▶ [What the task requires]:
Go through the data below. Pull out every line that has the word "this".

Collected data

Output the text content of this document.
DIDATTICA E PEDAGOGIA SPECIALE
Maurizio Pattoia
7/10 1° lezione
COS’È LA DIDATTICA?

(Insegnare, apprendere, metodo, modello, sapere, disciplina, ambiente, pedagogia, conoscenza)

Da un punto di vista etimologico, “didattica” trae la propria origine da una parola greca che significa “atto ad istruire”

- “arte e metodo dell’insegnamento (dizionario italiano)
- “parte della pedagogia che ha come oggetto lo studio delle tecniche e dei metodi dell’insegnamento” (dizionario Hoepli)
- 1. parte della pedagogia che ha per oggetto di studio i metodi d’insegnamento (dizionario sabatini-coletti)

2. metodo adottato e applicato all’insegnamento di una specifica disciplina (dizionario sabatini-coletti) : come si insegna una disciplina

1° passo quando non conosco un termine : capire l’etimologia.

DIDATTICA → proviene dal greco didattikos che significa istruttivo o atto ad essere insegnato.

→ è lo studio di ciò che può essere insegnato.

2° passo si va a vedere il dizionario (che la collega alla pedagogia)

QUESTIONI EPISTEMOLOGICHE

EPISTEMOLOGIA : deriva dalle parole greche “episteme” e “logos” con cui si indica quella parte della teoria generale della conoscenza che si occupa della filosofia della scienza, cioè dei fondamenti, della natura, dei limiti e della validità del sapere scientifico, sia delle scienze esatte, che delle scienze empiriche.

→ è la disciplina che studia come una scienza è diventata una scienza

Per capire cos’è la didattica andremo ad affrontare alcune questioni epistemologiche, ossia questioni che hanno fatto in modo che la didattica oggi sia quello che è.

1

==

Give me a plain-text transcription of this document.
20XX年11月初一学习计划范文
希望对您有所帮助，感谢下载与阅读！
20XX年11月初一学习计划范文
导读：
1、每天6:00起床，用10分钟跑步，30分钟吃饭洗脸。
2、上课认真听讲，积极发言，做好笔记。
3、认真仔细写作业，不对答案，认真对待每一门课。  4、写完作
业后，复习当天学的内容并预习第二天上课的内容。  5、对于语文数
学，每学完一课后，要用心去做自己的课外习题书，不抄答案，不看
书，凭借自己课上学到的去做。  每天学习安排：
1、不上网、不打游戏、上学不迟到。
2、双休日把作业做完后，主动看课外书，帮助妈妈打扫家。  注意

▶ [Solution]:
Output the text content of this document.
Give me a plain-text transcription of this document.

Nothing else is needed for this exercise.